## Information supplied
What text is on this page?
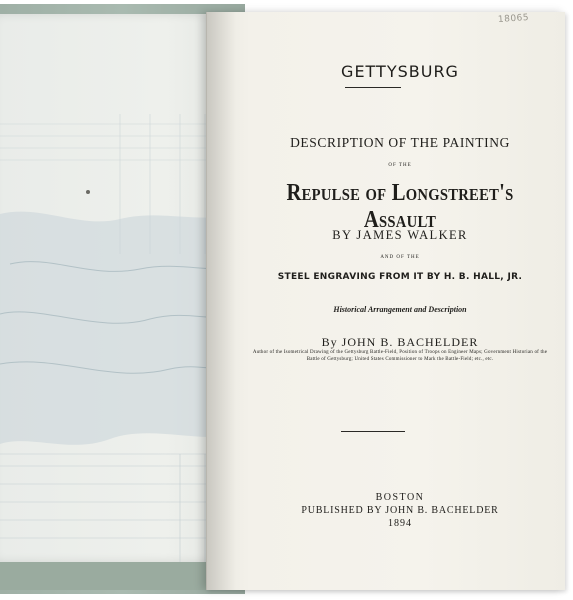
18065
GETTYSBURG
DESCRIPTION OF THE PAINTING
OF THE
Repulse of Longstreet's Assault
BY JAMES WALKER
AND OF THE
STEEL ENGRAVING FROM IT BY H. B. HALL, JR.
Historical Arrangement and Description
By JOHN B. BACHELDER
Author of the Isometrical Drawing of the Gettysburg Battle-Field, Position of Troops on Engineer Maps; Government Historian of the Battle of Gettysburg; United States Commissioner to Mark the Battle-Field; etc., etc.
BOSTON
PUBLISHED BY JOHN B. BACHELDER
1894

## Task description
Return each line of the data that contains the string "JOHN".

## Output of the exercise
By JOHN B. BACHELDER
PUBLISHED BY JOHN B. BACHELDER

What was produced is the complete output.